GOAL OF THE EXERCISE:
Return the rows from the start through the line containing "letter-line-13: Za kršćanina", copied word for word.
__________
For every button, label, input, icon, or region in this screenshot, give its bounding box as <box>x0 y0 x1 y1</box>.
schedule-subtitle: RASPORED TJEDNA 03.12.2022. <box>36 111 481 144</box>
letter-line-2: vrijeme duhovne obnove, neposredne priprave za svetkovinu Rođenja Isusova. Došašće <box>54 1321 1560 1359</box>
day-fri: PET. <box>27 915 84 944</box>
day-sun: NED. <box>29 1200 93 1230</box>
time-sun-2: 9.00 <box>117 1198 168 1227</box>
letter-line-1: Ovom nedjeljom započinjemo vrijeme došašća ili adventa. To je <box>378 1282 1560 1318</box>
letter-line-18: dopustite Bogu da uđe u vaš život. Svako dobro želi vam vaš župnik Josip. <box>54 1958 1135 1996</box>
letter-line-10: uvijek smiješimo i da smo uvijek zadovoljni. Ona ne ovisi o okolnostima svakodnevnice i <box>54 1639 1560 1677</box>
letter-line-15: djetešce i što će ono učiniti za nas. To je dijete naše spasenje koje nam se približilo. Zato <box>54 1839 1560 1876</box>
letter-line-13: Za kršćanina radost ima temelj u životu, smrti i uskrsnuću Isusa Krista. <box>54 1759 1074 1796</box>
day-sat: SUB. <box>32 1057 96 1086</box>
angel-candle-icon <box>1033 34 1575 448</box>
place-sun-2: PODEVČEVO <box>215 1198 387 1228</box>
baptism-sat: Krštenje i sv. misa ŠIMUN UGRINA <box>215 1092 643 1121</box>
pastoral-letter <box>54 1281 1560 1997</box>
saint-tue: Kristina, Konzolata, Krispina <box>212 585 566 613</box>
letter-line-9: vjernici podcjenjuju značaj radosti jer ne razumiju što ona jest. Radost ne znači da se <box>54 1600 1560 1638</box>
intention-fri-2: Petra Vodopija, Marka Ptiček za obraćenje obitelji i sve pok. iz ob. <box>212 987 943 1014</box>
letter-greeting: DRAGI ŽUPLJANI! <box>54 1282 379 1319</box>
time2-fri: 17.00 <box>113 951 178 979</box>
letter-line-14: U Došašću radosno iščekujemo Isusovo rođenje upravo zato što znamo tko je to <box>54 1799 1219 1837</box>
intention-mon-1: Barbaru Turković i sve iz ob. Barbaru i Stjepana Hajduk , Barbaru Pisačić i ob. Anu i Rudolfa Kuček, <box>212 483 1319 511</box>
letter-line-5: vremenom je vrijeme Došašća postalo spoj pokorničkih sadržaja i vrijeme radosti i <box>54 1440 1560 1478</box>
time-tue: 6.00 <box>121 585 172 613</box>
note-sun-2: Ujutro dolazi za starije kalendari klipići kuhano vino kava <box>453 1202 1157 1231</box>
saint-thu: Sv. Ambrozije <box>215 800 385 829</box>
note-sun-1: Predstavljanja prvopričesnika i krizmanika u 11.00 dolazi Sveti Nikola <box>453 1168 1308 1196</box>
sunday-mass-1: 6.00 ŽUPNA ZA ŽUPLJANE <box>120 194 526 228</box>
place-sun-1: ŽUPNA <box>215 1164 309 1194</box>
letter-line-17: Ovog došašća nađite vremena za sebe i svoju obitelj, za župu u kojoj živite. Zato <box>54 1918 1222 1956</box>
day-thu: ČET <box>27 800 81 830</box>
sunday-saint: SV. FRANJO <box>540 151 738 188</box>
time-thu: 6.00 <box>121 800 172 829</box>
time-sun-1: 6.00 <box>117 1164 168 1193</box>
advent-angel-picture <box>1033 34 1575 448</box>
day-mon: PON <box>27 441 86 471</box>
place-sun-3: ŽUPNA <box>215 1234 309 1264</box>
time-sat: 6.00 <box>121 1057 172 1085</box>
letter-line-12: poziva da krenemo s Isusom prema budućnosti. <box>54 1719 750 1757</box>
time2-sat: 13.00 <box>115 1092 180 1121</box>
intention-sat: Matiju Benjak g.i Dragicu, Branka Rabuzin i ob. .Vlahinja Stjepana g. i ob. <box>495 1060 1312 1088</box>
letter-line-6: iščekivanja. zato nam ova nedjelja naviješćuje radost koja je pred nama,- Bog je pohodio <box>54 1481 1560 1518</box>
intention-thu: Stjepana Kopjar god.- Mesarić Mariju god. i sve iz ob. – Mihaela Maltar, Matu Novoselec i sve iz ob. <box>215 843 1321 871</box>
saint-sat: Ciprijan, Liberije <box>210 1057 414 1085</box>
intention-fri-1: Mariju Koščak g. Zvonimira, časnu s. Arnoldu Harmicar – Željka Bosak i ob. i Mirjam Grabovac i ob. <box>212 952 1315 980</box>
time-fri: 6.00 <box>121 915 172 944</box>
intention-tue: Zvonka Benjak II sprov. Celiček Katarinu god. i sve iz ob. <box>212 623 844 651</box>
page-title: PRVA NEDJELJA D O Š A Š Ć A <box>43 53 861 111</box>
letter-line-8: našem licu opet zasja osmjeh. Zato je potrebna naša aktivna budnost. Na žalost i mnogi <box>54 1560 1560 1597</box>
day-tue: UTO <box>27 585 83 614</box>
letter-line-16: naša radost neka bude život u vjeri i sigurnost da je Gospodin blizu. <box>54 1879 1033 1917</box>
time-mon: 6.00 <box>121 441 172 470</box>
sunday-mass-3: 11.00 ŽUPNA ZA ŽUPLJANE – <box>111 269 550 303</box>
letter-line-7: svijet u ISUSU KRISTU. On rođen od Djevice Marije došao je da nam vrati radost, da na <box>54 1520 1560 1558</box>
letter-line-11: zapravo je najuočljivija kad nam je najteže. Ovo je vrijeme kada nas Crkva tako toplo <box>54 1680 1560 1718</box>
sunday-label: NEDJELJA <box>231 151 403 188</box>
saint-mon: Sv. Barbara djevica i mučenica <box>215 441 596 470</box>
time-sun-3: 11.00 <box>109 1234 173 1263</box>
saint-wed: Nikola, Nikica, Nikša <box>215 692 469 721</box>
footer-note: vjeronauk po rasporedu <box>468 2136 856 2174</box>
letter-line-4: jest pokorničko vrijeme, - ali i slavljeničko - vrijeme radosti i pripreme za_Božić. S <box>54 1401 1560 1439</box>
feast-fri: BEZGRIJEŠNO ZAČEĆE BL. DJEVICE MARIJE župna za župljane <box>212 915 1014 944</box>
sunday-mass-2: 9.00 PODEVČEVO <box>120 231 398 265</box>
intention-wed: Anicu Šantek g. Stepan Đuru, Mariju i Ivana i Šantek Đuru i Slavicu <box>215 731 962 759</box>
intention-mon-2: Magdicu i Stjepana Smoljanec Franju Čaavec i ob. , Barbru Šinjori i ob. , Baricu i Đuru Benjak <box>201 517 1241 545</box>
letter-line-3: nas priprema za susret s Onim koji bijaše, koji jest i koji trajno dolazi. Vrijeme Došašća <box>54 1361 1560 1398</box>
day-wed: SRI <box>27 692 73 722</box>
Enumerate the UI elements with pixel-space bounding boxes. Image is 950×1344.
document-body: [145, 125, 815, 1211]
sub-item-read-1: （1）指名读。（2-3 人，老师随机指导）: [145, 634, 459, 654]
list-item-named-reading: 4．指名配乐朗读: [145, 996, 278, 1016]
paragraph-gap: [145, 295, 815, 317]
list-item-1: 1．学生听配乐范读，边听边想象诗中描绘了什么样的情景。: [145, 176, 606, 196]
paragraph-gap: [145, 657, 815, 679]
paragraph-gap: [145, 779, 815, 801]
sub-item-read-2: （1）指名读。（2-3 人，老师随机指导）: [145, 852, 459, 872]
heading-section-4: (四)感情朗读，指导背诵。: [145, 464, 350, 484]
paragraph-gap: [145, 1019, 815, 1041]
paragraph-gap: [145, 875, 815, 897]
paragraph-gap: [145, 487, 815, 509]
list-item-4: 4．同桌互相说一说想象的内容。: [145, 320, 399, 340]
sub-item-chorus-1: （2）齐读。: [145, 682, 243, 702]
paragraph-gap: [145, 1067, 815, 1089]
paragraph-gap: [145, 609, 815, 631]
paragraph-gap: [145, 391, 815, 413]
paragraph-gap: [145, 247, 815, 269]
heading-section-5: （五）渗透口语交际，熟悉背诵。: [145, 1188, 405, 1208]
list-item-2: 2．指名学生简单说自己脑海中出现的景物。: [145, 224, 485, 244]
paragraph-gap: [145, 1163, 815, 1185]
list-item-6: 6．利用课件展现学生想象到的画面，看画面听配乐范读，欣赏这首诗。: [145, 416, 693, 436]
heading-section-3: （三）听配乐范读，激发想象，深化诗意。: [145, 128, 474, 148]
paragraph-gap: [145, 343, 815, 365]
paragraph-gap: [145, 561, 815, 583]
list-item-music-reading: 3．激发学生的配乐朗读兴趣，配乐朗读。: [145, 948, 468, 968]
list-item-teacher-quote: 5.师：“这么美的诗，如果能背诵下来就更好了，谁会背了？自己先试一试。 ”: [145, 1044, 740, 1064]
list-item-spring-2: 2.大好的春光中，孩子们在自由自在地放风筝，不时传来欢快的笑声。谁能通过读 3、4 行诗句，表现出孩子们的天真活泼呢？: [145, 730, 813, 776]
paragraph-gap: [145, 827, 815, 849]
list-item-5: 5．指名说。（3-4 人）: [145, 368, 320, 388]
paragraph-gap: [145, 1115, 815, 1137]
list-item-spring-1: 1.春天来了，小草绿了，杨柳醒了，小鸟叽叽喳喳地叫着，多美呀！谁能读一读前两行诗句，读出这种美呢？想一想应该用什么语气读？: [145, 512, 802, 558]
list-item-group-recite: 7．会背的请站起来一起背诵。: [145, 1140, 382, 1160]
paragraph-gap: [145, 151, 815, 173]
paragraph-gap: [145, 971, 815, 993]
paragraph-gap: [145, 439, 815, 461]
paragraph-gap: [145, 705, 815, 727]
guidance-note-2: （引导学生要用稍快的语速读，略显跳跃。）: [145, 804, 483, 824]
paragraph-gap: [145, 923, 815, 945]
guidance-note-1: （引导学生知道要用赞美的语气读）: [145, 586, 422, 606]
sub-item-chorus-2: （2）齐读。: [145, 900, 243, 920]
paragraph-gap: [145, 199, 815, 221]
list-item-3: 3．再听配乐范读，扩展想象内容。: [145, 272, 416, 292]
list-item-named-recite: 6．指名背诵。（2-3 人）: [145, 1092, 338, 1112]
__________
TASK OUTPUT:
For every button, label, input, icon, or region in this screenshot, give its bounding box as <box>x0 y0 x1 y1</box>.
schedule-subtitle: RASPORED TJEDNA 03.12.2022. <box>36 111 481 144</box>
letter-line-2: vrijeme duhovne obnove, neposredne priprave za svetkovinu Rođenja Isusova. Došašće <box>54 1321 1560 1359</box>
day-fri: PET. <box>27 915 84 944</box>
day-sun: NED. <box>29 1200 93 1230</box>
time-sun-2: 9.00 <box>117 1198 168 1227</box>
letter-line-1: Ovom nedjeljom započinjemo vrijeme došašća ili adventa. To je <box>378 1282 1560 1318</box>
letter-line-18: dopustite Bogu da uđe u vaš život. Svako dobro želi vam vaš župnik Josip. <box>54 1958 1135 1996</box>
letter-line-10: uvijek smiješimo i da smo uvijek zadovoljni. Ona ne ovisi o okolnostima svakodnevnice i <box>54 1639 1560 1677</box>
letter-line-15: djetešce i što će ono učiniti za nas. To je dijete naše spasenje koje nam se približilo. Zato <box>54 1839 1560 1876</box>
letter-line-13: Za kršćanina radost ima temelj u životu, smrti i uskrsnuću Isusa Krista. <box>54 1759 1074 1796</box>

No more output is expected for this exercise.